> **Given request**: Each line below must be set down exactly; omit any image you find.

━━ The input ━━

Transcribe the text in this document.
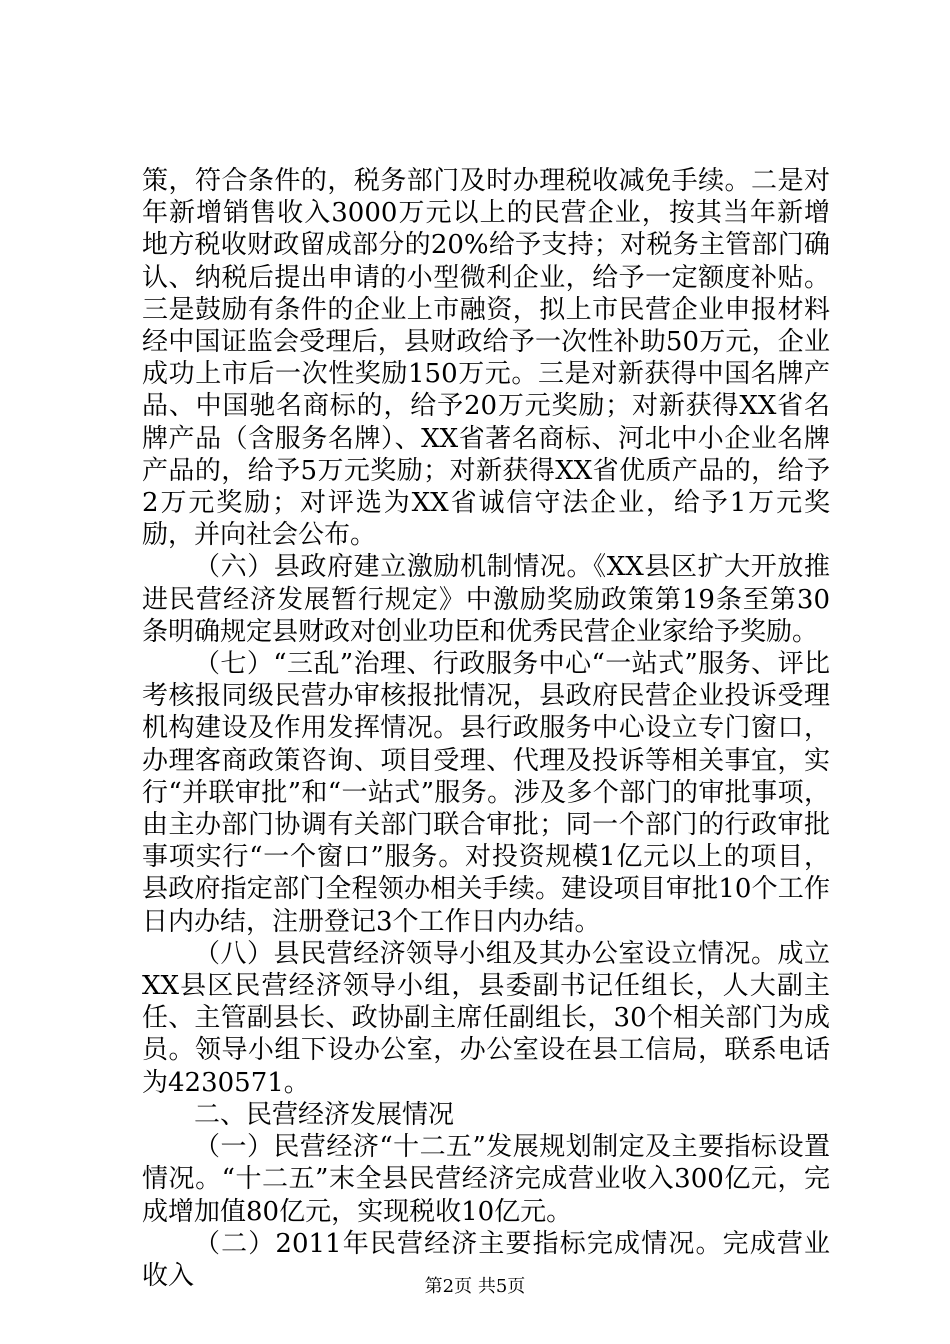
策，符合条件的，税务部门及时办理税收减免手续。二是对年新增销售收入3000万元以上的民营企业，按其当年新增地方税收财政留成部分的20%给予支持；对税务主管部门确认、纳税后提出申请的小型微利企业，给予一定额度补贴。三是鼓励有条件的企业上市融资，拟上市民营企业申报材料经中国证监会受理后，县财政给予一次性补助50万元，企业成功上市后一次性奖励150万元。三是对新获得中国名牌产品、中国驰名商标的，给予20万元奖励；对新获得XX省名牌产品（含服务名牌）、XX省著名商标、河北中小企业名牌产品的，给予5万元奖励；对新获得XX省优质产品的，给予2万元奖励；对评选为XX省诚信守法企业，给予1万元奖励，并向社会公布。

（六）县政府建立激励机制情况。《XX县区扩大开放推进民营经济发展暂行规定》中激励奖励政策第19条至第30条明确规定县财政对创业功臣和优秀民营企业家给予奖励。

（七）“三乱”治理、行政服务中心“一站式”服务、评比考核报同级民营办审核报批情况，县政府民营企业投诉受理机构建设及作用发挥情况。县行政服务中心设立专门窗口，办理客商政策咨询、项目受理、代理及投诉等相关事宜，实行“并联审批”和“一站式”服务。涉及多个部门的审批事项，由主办部门协调有关部门联合审批；同一个部门的行政审批事项实行“一个窗口”服务。对投资规模1亿元以上的项目，县政府指定部门全程领办相关手续。建设项目审批10个工作日内办结，注册登记3个工作日内办结。

（八）县民营经济领导小组及其办公室设立情况。成立XX县区民营经济领导小组，县委副书记任组长，人大副主任、主管副县长、政协副主席任副组长，30个相关部门为成员。领导小组下设办公室，办公室设在县工信局，联系电话为4230571。

二、民营经济发展情况

（一）民营经济“十二五”发展规划制定及主要指标设置情况。“十二五”末全县民营经济完成营业收入300亿元，完成增加值80亿元，实现税收10亿元。

（二）2011年民营经济主要指标完成情况。完成营业收入	第2页 共5页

━━━

> **Written solution**:
Transcribe the text in this document.
策，符合条件的，税务部门及时办理税收减免手续。二是对年新增销售收入3000万元以上的民营企业，按其当年新增地方税收财政留成部分的20%给予支持；对税务主管部门确认、纳税后提出申请的小型微利企业，给予一定额度补贴。三是鼓励有条件的企业上市融资，拟上市民营企业申报材料经中国证监会受理后，县财政给予一次性补助50万元，企业成功上市后一次性奖励150万元。三是对新获得中国名牌产品、中国驰名商标的，给予20万元奖励；对新获得XX省名牌产品（含服务名牌）、XX省著名商标、河北中小企业名牌产品的，给予5万元奖励；对新获得XX省优质产品的，给予2万元奖励；对评选为XX省诚信守法企业，给予1万元奖励，并向社会公布。

（六）县政府建立激励机制情况。《XX县区扩大开放推进民营经济发展暂行规定》中激励奖励政策第19条至第30条明确规定县财政对创业功臣和优秀民营企业家给予奖励。

（七）“三乱”治理、行政服务中心“一站式”服务、评比考核报同级民营办审核报批情况，县政府民营企业投诉受理机构建设及作用发挥情况。县行政服务中心设立专门窗口，办理客商政策咨询、项目受理、代理及投诉等相关事宜，实行“并联审批”和“一站式”服务。涉及多个部门的审批事项，由主办部门协调有关部门联合审批；同一个部门的行政审批事项实行“一个窗口”服务。对投资规模1亿元以上的项目，县政府指定部门全程领办相关手续。建设项目审批10个工作日内办结，注册登记3个工作日内办结。

（八）县民营经济领导小组及其办公室设立情况。成立XX县区民营经济领导小组，县委副书记任组长，人大副主任、主管副县长、政协副主席任副组长，30个相关部门为成员。领导小组下设办公室，办公室设在县工信局，联系电话为4230571。

二、民营经济发展情况

（一）民营经济“十二五”发展规划制定及主要指标设置情况。“十二五”末全县民营经济完成营业收入300亿元，完成增加值80亿元，实现税收10亿元。

（二）2011年民营经济主要指标完成情况。完成营业收入	第2页 共5页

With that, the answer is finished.